- [WHAT TO PRODUCE] Find all lines in the records that include the word "перепутали", and copy them out.

--- Begin SUPPLIED INFORMATION ---

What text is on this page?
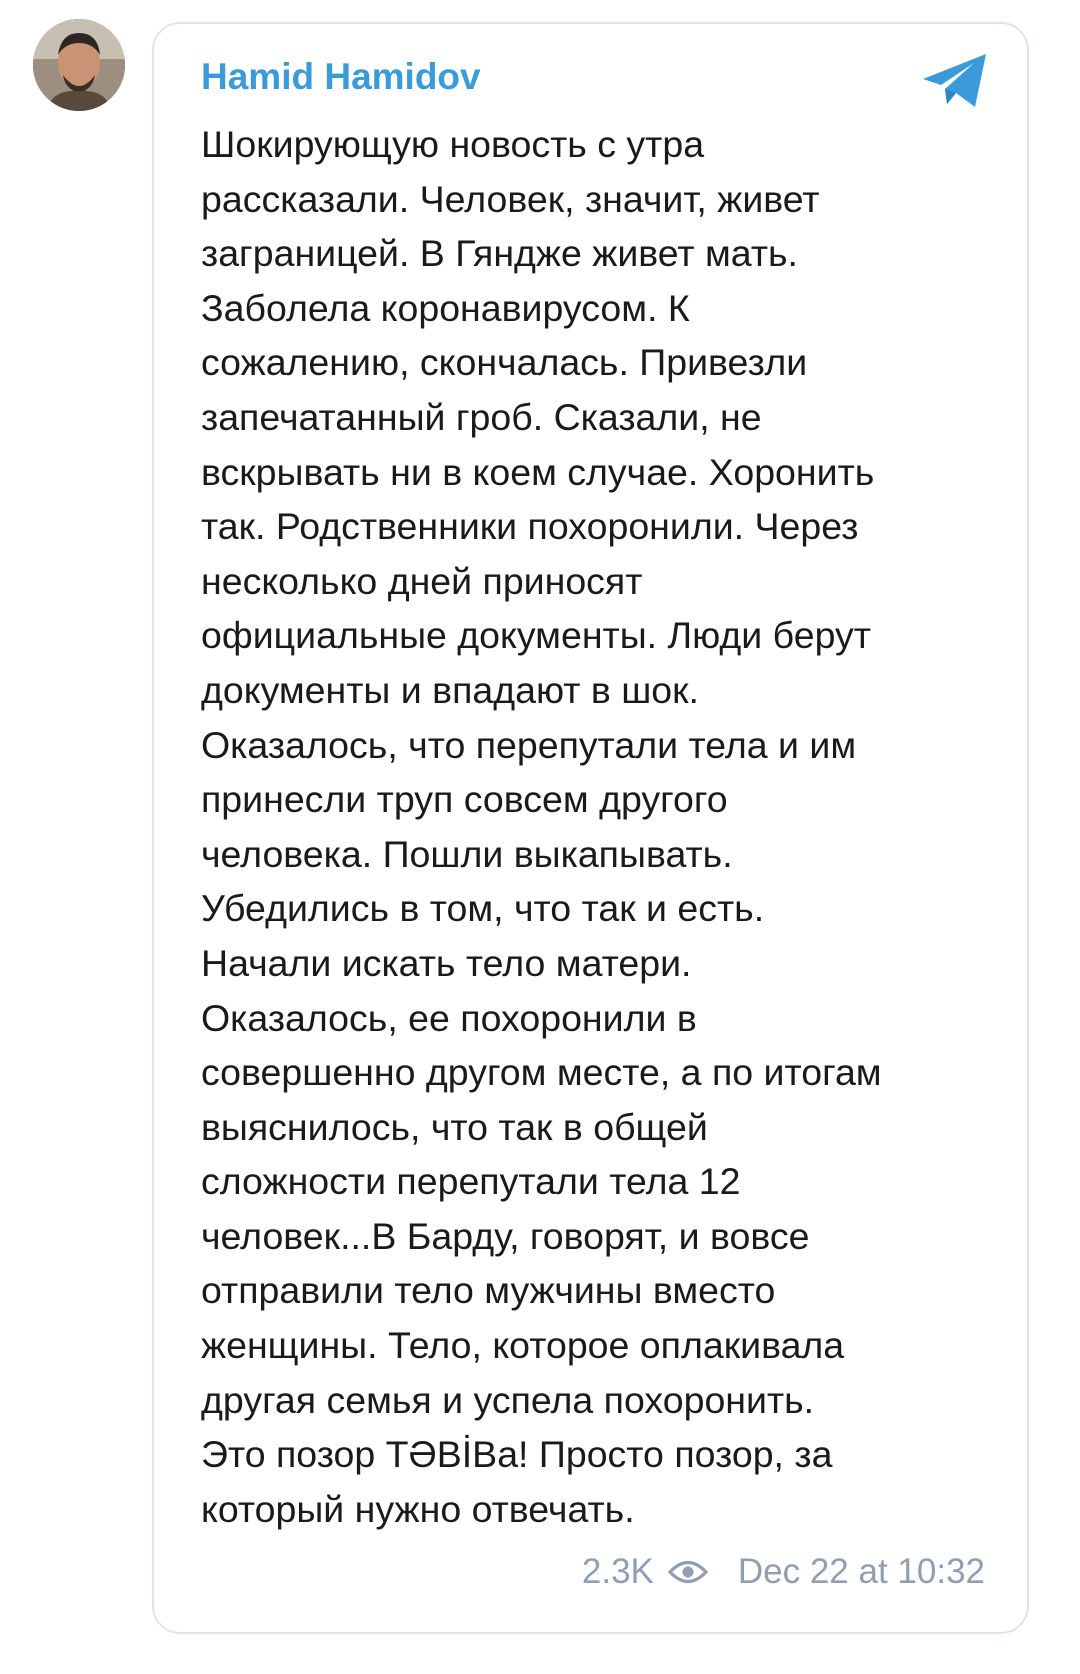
Hamid Hamidov

Шокирующую новость с утра
рассказали. Человек, значит, живет
заграницей. В Гяндже живет мать.
Заболела коронавирусом. К
сожалению, скончалась. Привезли
запечатанный гроб. Сказали, не
вскрывать ни в коем случае. Хоронить
так. Родственники похоронили. Через
несколько дней приносят
официальные документы. Люди берут
документы и впадают в шок.
Оказалось, что перепутали тела и им
принесли труп совсем другого
человека. Пошли выкапывать.
Убедились в том, что так и есть.
Начали искать тело матери.
Оказалось, ее похоронили в
совершенно другом месте, а по итогам
выяснилось, что так в общей
сложности перепутали тела 12
человек...В Барду, говорят, и вовсе
отправили тело мужчины вместо
женщины. Тело, которое оплакивала
другая семья и успела похоронить.
Это позор ТӘВİВа! Просто позор, за
который нужно отвечать.

2.3K Dec 22 at 10:32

--- End SUPPLIED INFORMATION ---

- [FULL OUTPUT]
Оказалось, что перепутали тела и им
сложности перепутали тела 12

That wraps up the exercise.